▶ _Dataset_
════════

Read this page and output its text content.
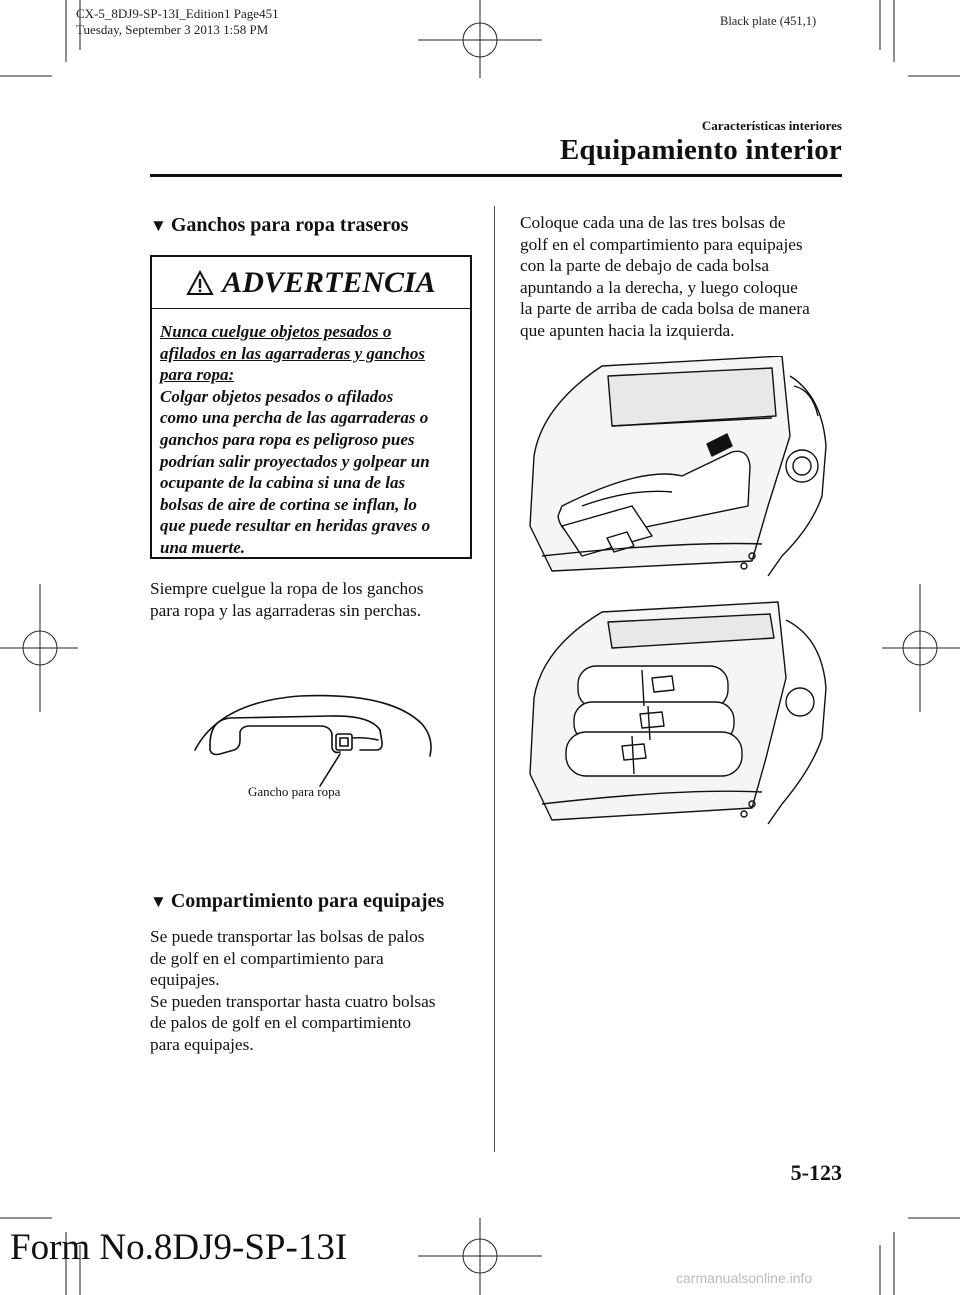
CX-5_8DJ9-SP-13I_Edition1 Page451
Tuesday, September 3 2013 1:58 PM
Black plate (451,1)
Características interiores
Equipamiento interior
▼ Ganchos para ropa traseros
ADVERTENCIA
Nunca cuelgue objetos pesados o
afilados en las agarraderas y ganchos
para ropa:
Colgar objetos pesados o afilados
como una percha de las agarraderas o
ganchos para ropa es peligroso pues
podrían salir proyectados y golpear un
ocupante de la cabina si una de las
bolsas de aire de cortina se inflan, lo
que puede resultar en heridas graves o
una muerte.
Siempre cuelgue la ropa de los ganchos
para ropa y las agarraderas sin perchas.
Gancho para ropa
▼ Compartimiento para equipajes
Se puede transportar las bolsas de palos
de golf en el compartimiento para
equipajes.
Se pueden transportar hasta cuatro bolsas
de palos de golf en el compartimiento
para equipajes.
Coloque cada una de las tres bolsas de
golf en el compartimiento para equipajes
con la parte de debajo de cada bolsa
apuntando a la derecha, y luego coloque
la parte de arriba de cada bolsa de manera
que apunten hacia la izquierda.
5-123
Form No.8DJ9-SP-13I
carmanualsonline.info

════════

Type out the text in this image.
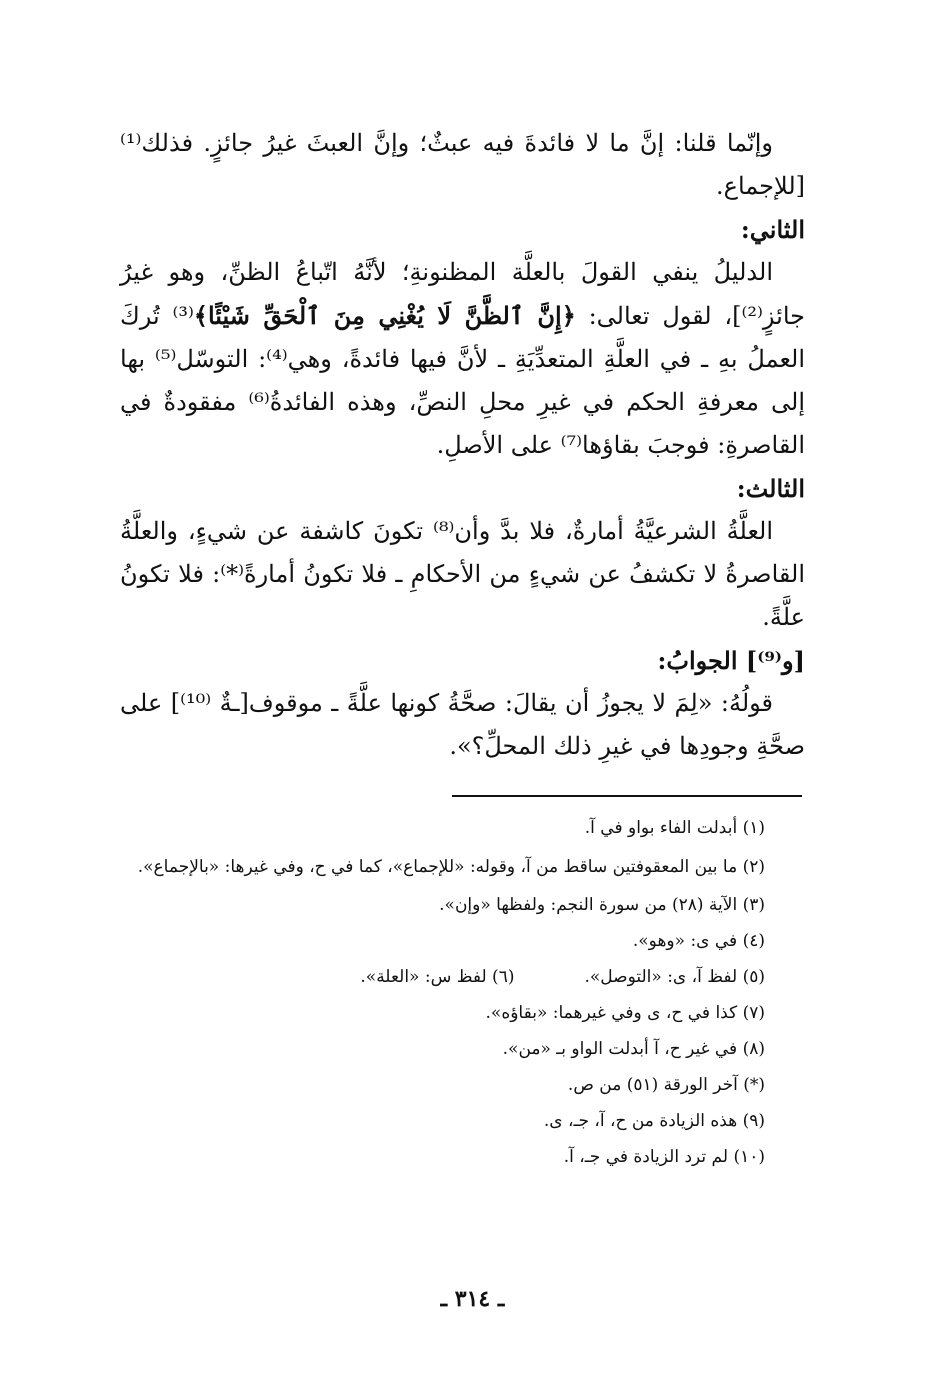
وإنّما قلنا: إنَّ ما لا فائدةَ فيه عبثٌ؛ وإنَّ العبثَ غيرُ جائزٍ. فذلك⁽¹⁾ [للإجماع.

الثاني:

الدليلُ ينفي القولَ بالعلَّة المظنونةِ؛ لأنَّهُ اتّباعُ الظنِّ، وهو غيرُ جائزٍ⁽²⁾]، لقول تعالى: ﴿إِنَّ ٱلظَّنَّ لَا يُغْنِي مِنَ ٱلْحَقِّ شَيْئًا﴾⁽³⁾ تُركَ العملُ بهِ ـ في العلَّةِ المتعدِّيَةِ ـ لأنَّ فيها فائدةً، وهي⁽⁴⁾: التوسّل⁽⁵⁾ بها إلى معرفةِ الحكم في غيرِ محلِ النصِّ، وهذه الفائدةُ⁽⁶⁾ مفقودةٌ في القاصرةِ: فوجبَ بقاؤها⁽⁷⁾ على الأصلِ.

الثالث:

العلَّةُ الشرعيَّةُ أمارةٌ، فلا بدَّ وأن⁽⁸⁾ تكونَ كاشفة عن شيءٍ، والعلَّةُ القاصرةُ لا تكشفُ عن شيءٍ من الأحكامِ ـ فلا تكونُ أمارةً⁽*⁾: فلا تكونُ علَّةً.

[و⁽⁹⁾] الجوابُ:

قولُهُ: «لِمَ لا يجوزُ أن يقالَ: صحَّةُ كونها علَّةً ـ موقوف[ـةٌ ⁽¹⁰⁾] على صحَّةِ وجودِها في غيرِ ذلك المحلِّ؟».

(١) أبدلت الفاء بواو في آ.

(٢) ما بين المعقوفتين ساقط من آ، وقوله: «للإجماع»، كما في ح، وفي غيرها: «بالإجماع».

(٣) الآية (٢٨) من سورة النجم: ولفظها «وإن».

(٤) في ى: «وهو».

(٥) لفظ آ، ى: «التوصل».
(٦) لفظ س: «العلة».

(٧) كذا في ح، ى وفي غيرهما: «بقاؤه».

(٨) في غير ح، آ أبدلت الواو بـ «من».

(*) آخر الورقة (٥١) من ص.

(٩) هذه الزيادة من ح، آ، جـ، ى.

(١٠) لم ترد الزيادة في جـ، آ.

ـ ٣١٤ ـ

════════

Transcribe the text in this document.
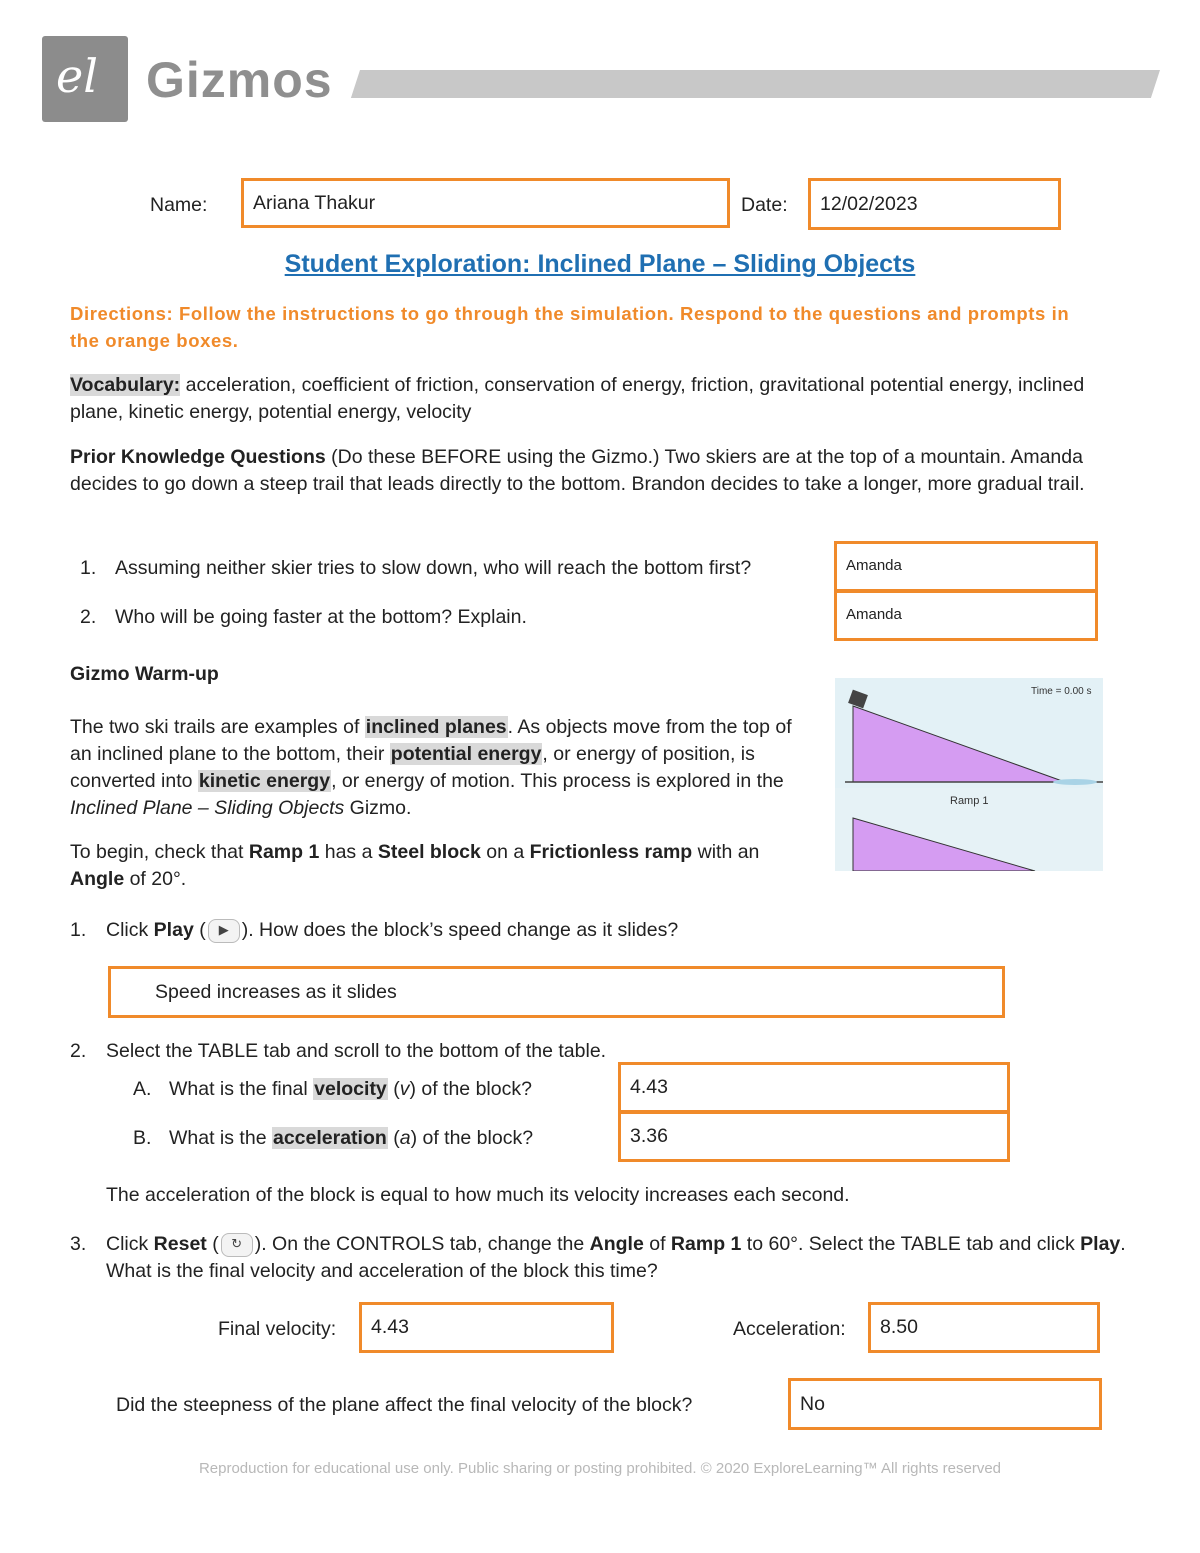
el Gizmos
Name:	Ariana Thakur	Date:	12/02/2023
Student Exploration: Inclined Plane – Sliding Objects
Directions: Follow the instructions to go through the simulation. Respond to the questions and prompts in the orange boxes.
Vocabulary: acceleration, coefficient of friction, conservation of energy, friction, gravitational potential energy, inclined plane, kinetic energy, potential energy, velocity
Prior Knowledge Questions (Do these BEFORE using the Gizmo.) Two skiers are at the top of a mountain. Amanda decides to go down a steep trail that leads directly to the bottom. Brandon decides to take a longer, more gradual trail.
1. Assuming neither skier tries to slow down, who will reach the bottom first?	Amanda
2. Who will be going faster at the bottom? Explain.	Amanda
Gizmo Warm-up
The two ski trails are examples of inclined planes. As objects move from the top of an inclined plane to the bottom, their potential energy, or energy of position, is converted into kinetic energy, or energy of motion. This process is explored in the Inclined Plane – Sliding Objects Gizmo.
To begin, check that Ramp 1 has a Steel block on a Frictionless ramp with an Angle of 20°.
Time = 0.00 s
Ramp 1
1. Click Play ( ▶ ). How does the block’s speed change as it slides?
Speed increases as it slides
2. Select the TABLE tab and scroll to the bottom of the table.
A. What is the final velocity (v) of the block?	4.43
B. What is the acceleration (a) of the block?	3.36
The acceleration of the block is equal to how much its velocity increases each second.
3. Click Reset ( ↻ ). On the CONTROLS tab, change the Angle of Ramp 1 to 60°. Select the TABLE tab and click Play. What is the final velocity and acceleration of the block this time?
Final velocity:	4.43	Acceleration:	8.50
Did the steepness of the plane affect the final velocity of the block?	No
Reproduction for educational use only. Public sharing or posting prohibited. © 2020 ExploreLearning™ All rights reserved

════════

From the data, list each line in which the string "agarraderas" appears.

afilados en las agarraderas y ganchos
como una percha de las agarraderas o
para ropa y las agarraderas sin perchas.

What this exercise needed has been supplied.